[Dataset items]
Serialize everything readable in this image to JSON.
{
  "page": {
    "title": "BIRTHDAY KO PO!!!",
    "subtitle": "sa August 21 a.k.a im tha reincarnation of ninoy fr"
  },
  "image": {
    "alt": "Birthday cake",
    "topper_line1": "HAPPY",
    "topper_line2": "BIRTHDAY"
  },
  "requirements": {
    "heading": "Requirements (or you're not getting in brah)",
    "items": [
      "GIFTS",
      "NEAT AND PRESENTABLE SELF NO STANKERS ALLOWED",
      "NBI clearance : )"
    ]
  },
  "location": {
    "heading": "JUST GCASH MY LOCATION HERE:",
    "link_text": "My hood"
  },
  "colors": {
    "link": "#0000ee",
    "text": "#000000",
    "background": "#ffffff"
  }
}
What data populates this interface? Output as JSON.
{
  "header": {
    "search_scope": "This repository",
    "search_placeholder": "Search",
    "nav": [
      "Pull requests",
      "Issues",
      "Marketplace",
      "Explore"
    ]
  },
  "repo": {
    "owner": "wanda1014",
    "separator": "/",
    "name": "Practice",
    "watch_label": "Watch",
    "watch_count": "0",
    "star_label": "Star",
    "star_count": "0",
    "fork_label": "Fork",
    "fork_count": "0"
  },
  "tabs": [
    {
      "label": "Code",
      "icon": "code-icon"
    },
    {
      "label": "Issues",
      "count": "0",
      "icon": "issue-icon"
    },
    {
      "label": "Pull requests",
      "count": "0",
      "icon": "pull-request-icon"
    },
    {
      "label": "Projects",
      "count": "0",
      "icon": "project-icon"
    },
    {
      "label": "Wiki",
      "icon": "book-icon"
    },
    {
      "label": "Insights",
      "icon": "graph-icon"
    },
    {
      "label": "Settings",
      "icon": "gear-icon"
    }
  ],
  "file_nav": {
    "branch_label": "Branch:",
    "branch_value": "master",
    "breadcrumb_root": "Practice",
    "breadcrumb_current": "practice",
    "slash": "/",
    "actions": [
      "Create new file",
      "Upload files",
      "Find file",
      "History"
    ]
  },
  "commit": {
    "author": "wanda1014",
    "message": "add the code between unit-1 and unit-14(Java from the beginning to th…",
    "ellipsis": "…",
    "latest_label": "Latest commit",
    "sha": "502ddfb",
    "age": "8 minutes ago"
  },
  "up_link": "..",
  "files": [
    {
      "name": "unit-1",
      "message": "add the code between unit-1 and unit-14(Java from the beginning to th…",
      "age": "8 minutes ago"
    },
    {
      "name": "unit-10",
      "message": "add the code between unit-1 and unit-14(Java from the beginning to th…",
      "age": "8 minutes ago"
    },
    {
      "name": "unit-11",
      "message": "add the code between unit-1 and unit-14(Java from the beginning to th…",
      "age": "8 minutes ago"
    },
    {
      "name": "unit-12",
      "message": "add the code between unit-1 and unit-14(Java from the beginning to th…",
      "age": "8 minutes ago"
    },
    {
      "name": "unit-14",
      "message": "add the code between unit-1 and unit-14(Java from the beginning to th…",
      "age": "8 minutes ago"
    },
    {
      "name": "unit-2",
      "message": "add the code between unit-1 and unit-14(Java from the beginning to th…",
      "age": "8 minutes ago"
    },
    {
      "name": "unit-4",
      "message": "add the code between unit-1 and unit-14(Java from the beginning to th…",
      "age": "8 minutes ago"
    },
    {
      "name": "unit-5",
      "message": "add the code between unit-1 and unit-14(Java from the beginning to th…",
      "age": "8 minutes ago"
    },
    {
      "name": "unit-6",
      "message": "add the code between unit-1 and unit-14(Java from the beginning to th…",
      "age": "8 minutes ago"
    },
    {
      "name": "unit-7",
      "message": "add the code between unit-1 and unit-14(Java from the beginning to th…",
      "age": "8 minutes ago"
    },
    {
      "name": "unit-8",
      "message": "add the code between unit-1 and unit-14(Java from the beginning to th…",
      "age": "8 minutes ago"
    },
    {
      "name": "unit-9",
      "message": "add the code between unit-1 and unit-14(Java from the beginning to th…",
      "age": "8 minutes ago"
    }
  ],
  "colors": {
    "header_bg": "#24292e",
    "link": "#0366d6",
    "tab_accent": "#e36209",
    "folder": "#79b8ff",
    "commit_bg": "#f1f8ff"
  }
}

__What is expected__
Extract every entry in the listing word for word.

__Solution for this problem__
Serialize everything readable in this image to JSON.
{
  "page": {
    "title": "BIRTHDAY KO PO!!!",
    "subtitle": "sa August 21 a.k.a im tha reincarnation of ninoy fr"
  },
  "image": {
    "alt": "Birthday cake",
    "topper_line1": "HAPPY",
    "topper_line2": "BIRTHDAY"
  },
  "requirements": {
    "heading": "Requirements (or you're not getting in brah)",
    "items": [
      "GIFTS",
      "NEAT AND PRESENTABLE SELF NO STANKERS ALLOWED",
      "NBI clearance : )"
    ]
  },
  "location": {
    "heading": "JUST GCASH MY LOCATION HERE:",
    "link_text": "My hood"
  },
  "colors": {
    "link": "#0000ee",
    "text": "#000000",
    "background": "#ffffff"
  }
}
What data populates this interface? Output as JSON.
{
  "header": {
    "search_scope": "This repository",
    "search_placeholder": "Search",
    "nav": [
      "Pull requests",
      "Issues",
      "Marketplace",
      "Explore"
    ]
  },
  "repo": {
    "owner": "wanda1014",
    "separator": "/",
    "name": "Practice",
    "watch_label": "Watch",
    "watch_count": "0",
    "star_label": "Star",
    "star_count": "0",
    "fork_label": "Fork",
    "fork_count": "0"
  },
  "tabs": [
    {
      "label": "Code",
      "icon": "code-icon"
    },
    {
      "label": "Issues",
      "count": "0",
      "icon": "issue-icon"
    },
    {
      "label": "Pull requests",
      "count": "0",
      "icon": "pull-request-icon"
    },
    {
      "label": "Projects",
      "count": "0",
      "icon": "project-icon"
    },
    {
      "label": "Wiki",
      "icon": "book-icon"
    },
    {
      "label": "Insights",
      "icon": "graph-icon"
    },
    {
      "label": "Settings",
      "icon": "gear-icon"
    }
  ],
  "file_nav": {
    "branch_label": "Branch:",
    "branch_value": "master",
    "breadcrumb_root": "Practice",
    "breadcrumb_current": "practice",
    "slash": "/",
    "actions": [
      "Create new file",
      "Upload files",
      "Find file",
      "History"
    ]
  },
  "commit": {
    "author": "wanda1014",
    "message": "add the code between unit-1 and unit-14(Java from the beginning to th…",
    "ellipsis": "…",
    "latest_label": "Latest commit",
    "sha": "502ddfb",
    "age": "8 minutes ago"
  },
  "up_link": "..",
  "files": [
    {
      "name": "unit-1",
      "message": "add the code between unit-1 and unit-14(Java from the beginning to th…",
      "age": "8 minutes ago"
    },
    {
      "name": "unit-10",
      "message": "add the code between unit-1 and unit-14(Java from the beginning to th…",
      "age": "8 minutes ago"
    },
    {
      "name": "unit-11",
      "message": "add the code between unit-1 and unit-14(Java from the beginning to th…",
      "age": "8 minutes ago"
    },
    {
      "name": "unit-12",
      "message": "add the code between unit-1 and unit-14(Java from the beginning to th…",
      "age": "8 minutes ago"
    },
    {
      "name": "unit-14",
      "message": "add the code between unit-1 and unit-14(Java from the beginning to th…",
      "age": "8 minutes ago"
    },
    {
      "name": "unit-2",
      "message": "add the code between unit-1 and unit-14(Java from the beginning to th…",
      "age": "8 minutes ago"
    },
    {
      "name": "unit-4",
      "message": "add the code between unit-1 and unit-14(Java from the beginning to th…",
      "age": "8 minutes ago"
    },
    {
      "name": "unit-5",
      "message": "add the code between unit-1 and unit-14(Java from the beginning to th…",
      "age": "8 minutes ago"
    },
    {
      "name": "unit-6",
      "message": "add the code between unit-1 and unit-14(Java from the beginning to th…",
      "age": "8 minutes ago"
    },
    {
      "name": "unit-7",
      "message": "add the code between unit-1 and unit-14(Java from the beginning to th…",
      "age": "8 minutes ago"
    },
    {
      "name": "unit-8",
      "message": "add the code between unit-1 and unit-14(Java from the beginning to th…",
      "age": "8 minutes ago"
    },
    {
      "name": "unit-9",
      "message": "add the code between unit-1 and unit-14(Java from the beginning to th…",
      "age": "8 minutes ago"
    }
  ],
  "colors": {
    "header_bg": "#24292e",
    "link": "#0366d6",
    "tab_accent": "#e36209",
    "folder": "#79b8ff",
    "commit_bg": "#f1f8ff"
  }
}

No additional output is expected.